** WHAT IS ASKED **
Report every line in the listing that contains the string "mari".
Begin DATA LISTING
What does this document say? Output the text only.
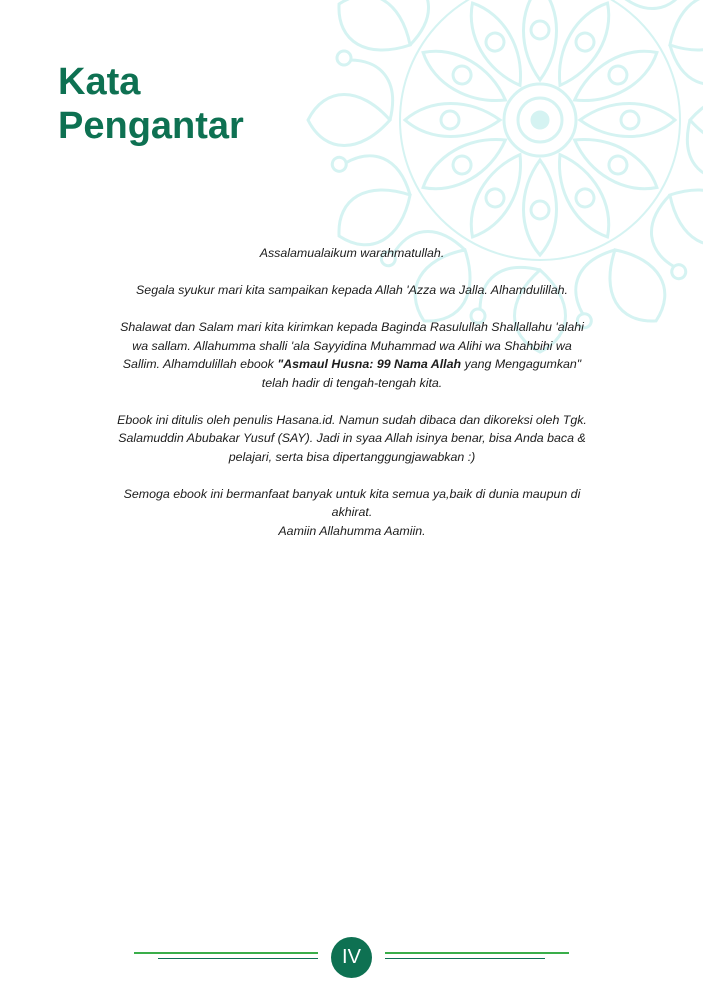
Kata
Pengantar

Assalamualaikum warahmatullah.

Segala syukur mari kita sampaikan kepada Allah 'Azza wa Jalla. Alhamdulillah.

Shalawat dan Salam mari kita kirimkan kepada Baginda Rasulullah Shallallahu 'alahi
wa sallam. Allahumma shalli 'ala Sayyidina Muhammad wa Alihi wa Shahbihi wa
Sallim. Alhamdulillah ebook "Asmaul Husna: 99 Nama Allah yang Mengagumkan"
telah hadir di tengah-tengah kita.

Ebook ini ditulis oleh penulis Hasana.id. Namun sudah dibaca dan dikoreksi oleh Tgk.
Salamuddin Abubakar Yusuf (SAY). Jadi in syaa Allah isinya benar, bisa Anda baca &
pelajari, serta bisa dipertanggungjawabkan :)

Semoga ebook ini bermanfaat banyak untuk kita semua ya,baik di dunia maupun di
akhirat.
Aamiin Allahumma Aamiin.

IV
End DATA LISTING
** SOLUTION TO THIS EXERCISE **
Segala syukur mari kita sampaikan kepada Allah 'Azza wa Jalla. Alhamdulillah.
Shalawat dan Salam mari kita kirimkan kepada Baginda Rasulullah Shallallahu 'alahi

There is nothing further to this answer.